Go through the entries below and retype them exactly, omitting each picture.

[start RECORDS FOR THIS EXERCISE]

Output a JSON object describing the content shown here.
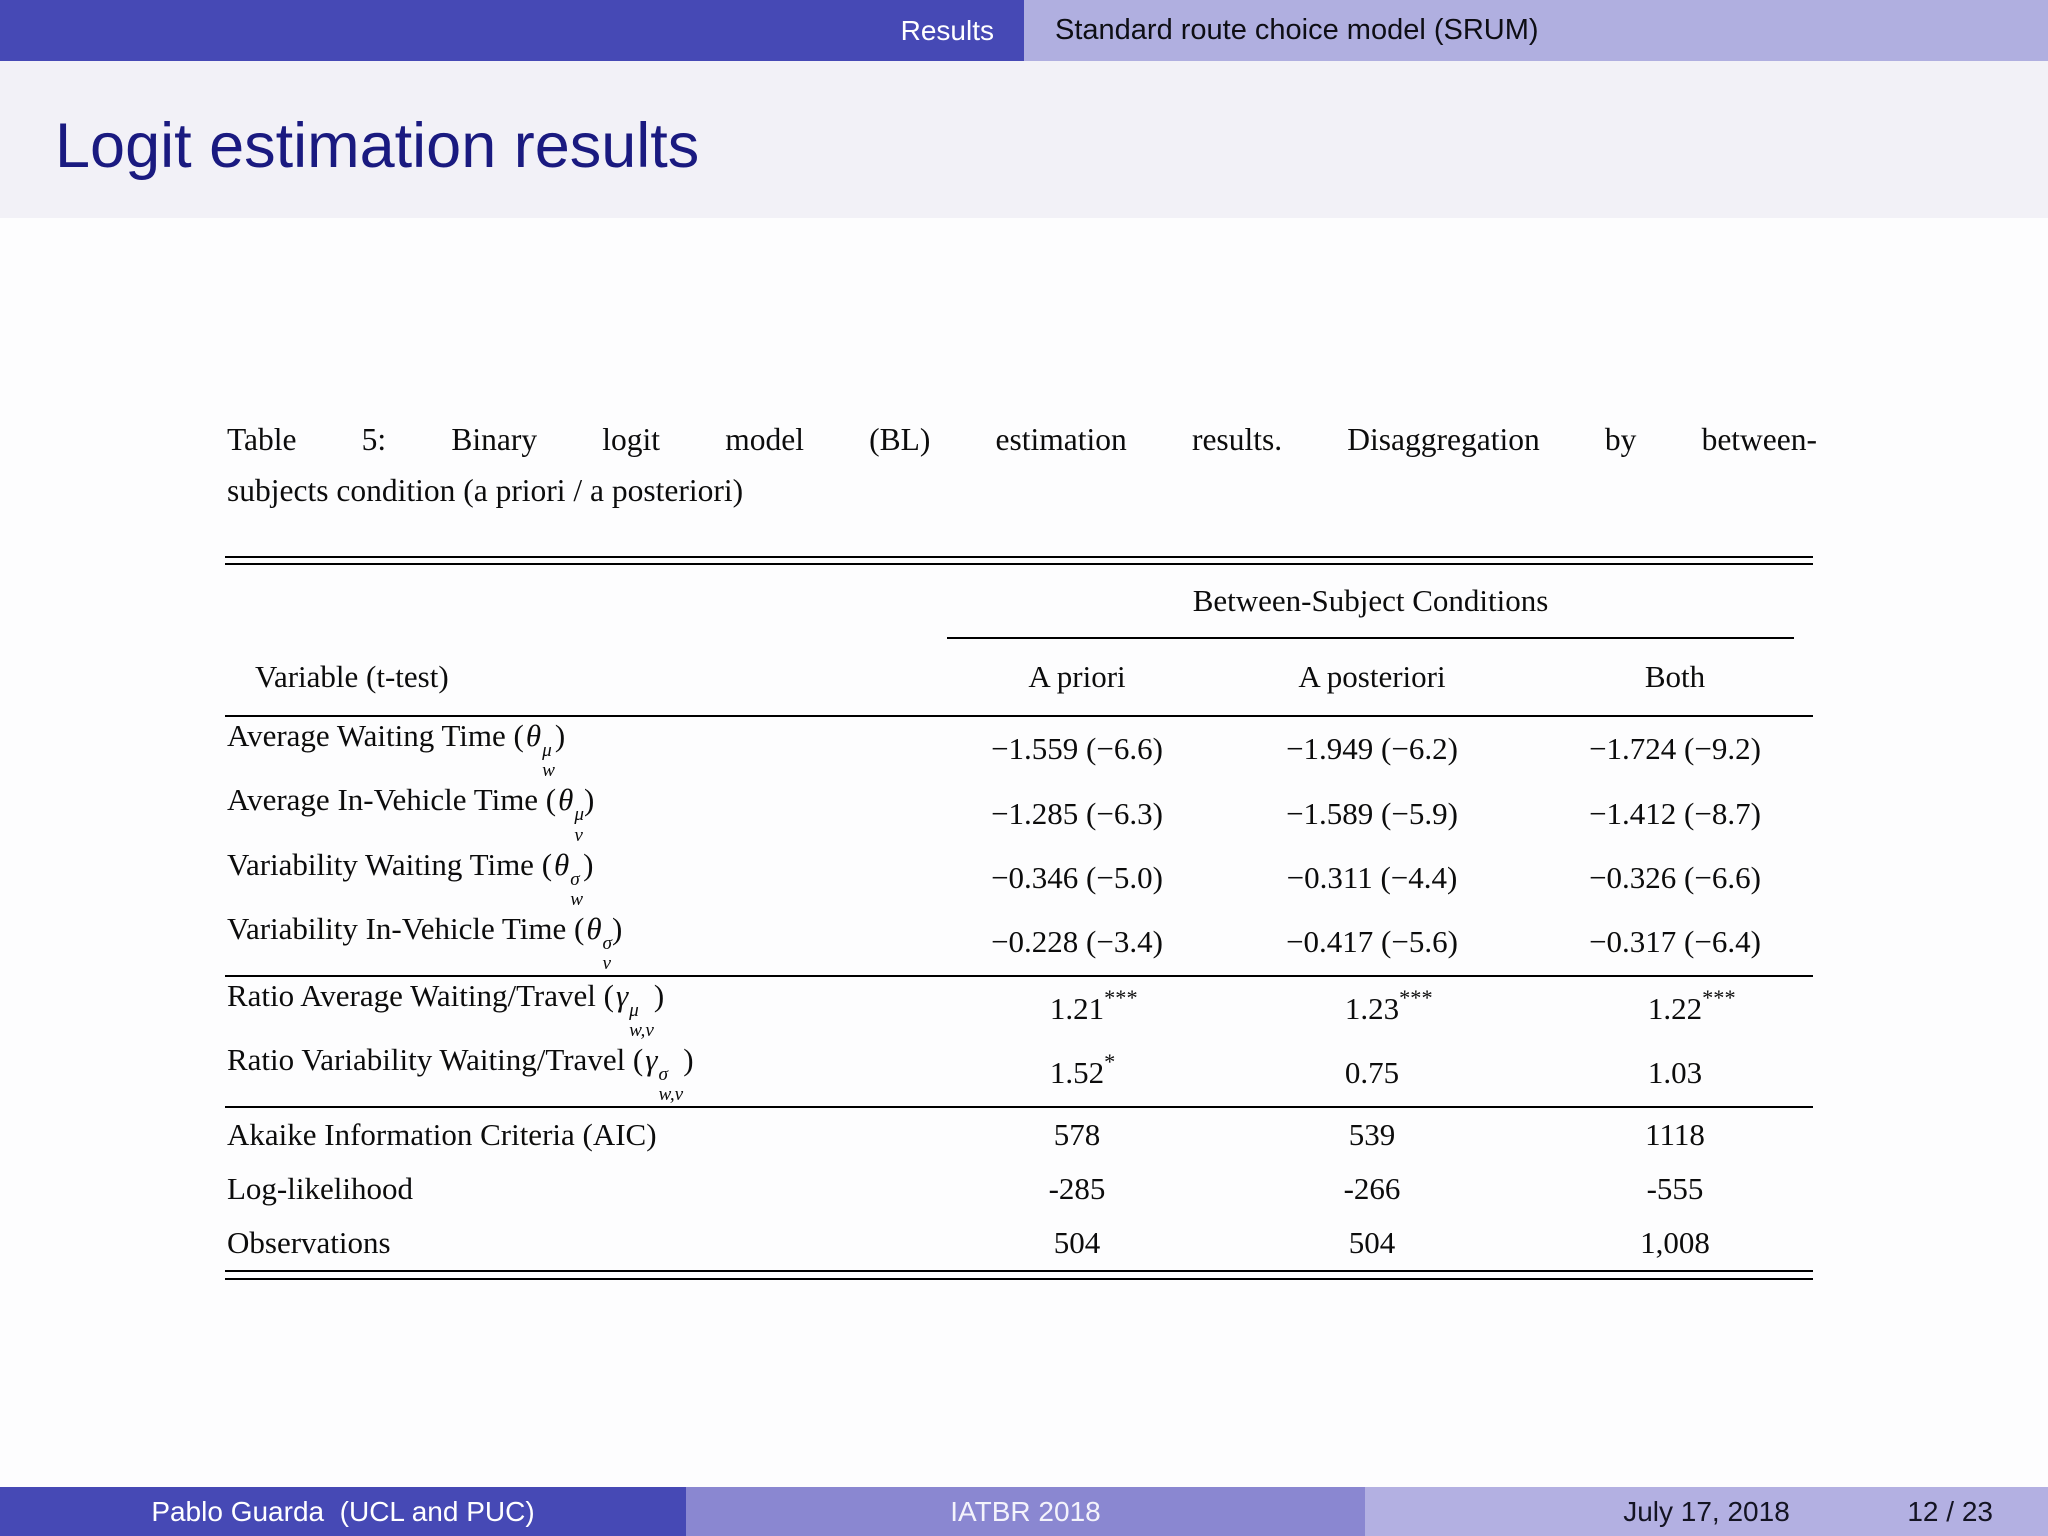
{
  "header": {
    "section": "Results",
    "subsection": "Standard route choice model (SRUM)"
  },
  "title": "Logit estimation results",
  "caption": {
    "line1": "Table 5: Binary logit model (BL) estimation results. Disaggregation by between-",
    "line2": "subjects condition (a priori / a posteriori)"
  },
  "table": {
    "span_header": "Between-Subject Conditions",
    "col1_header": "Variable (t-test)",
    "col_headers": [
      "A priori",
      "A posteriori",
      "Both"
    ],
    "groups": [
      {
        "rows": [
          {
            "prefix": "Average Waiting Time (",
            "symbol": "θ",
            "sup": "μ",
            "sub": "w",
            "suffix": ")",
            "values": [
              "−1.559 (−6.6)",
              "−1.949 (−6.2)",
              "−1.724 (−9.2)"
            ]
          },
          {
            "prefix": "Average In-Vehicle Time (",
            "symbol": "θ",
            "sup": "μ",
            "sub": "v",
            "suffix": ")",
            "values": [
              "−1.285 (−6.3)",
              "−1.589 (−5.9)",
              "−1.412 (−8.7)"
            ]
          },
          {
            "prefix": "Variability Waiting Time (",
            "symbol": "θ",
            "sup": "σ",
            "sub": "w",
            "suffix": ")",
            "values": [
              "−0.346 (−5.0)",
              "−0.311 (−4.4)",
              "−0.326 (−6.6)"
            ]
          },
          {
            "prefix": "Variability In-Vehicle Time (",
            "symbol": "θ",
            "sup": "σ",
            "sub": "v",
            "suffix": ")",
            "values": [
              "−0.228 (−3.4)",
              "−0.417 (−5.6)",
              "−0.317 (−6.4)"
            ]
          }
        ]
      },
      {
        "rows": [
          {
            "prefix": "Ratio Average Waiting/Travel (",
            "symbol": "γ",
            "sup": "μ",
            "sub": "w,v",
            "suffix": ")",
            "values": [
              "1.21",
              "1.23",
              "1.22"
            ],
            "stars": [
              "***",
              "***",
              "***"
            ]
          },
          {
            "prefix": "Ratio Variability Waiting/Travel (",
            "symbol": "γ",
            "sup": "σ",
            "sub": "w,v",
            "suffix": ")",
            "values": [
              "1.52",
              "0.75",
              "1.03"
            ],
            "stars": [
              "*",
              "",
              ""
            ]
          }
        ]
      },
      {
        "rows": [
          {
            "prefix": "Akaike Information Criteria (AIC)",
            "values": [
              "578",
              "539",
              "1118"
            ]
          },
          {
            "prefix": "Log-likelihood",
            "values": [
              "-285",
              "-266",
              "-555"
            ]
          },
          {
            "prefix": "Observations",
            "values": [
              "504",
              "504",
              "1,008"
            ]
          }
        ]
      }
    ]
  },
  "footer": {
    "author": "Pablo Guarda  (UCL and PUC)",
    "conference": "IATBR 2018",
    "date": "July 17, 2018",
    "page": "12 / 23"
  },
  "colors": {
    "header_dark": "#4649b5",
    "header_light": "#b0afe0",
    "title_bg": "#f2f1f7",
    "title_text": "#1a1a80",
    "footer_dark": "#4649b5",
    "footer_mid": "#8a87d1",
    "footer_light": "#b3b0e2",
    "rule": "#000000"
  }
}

[end RECORDS FOR THIS EXERCISE]

## WRITTEN ANSWER
Output a JSON object describing the content shown here.
{
  "header": {
    "section": "Results",
    "subsection": "Standard route choice model (SRUM)"
  },
  "title": "Logit estimation results",
  "caption": {
    "line1": "Table 5: Binary logit model (BL) estimation results. Disaggregation by between-",
    "line2": "subjects condition (a priori / a posteriori)"
  },
  "table": {
    "span_header": "Between-Subject Conditions",
    "col1_header": "Variable (t-test)",
    "col_headers": [
      "A priori",
      "A posteriori",
      "Both"
    ],
    "groups": [
      {
        "rows": [
          {
            "prefix": "Average Waiting Time (",
            "symbol": "θ",
            "sup": "μ",
            "sub": "w",
            "suffix": ")",
            "values": [
              "−1.559 (−6.6)",
              "−1.949 (−6.2)",
              "−1.724 (−9.2)"
            ]
          },
          {
            "prefix": "Average In-Vehicle Time (",
            "symbol": "θ",
            "sup": "μ",
            "sub": "v",
            "suffix": ")",
            "values": [
              "−1.285 (−6.3)",
              "−1.589 (−5.9)",
              "−1.412 (−8.7)"
            ]
          },
          {
            "prefix": "Variability Waiting Time (",
            "symbol": "θ",
            "sup": "σ",
            "sub": "w",
            "suffix": ")",
            "values": [
              "−0.346 (−5.0)",
              "−0.311 (−4.4)",
              "−0.326 (−6.6)"
            ]
          },
          {
            "prefix": "Variability In-Vehicle Time (",
            "symbol": "θ",
            "sup": "σ",
            "sub": "v",
            "suffix": ")",
            "values": [
              "−0.228 (−3.4)",
              "−0.417 (−5.6)",
              "−0.317 (−6.4)"
            ]
          }
        ]
      },
      {
        "rows": [
          {
            "prefix": "Ratio Average Waiting/Travel (",
            "symbol": "γ",
            "sup": "μ",
            "sub": "w,v",
            "suffix": ")",
            "values": [
              "1.21",
              "1.23",
              "1.22"
            ],
            "stars": [
              "***",
              "***",
              "***"
            ]
          },
          {
            "prefix": "Ratio Variability Waiting/Travel (",
            "symbol": "γ",
            "sup": "σ",
            "sub": "w,v",
            "suffix": ")",
            "values": [
              "1.52",
              "0.75",
              "1.03"
            ],
            "stars": [
              "*",
              "",
              ""
            ]
          }
        ]
      },
      {
        "rows": [
          {
            "prefix": "Akaike Information Criteria (AIC)",
            "values": [
              "578",
              "539",
              "1118"
            ]
          },
          {
            "prefix": "Log-likelihood",
            "values": [
              "-285",
              "-266",
              "-555"
            ]
          },
          {
            "prefix": "Observations",
            "values": [
              "504",
              "504",
              "1,008"
            ]
          }
        ]
      }
    ]
  },
  "footer": {
    "author": "Pablo Guarda  (UCL and PUC)",
    "conference": "IATBR 2018",
    "date": "July 17, 2018",
    "page": "12 / 23"
  },
  "colors": {
    "header_dark": "#4649b5",
    "header_light": "#b0afe0",
    "title_bg": "#f2f1f7",
    "title_text": "#1a1a80",
    "footer_dark": "#4649b5",
    "footer_mid": "#8a87d1",
    "footer_light": "#b3b0e2",
    "rule": "#000000"
  }
}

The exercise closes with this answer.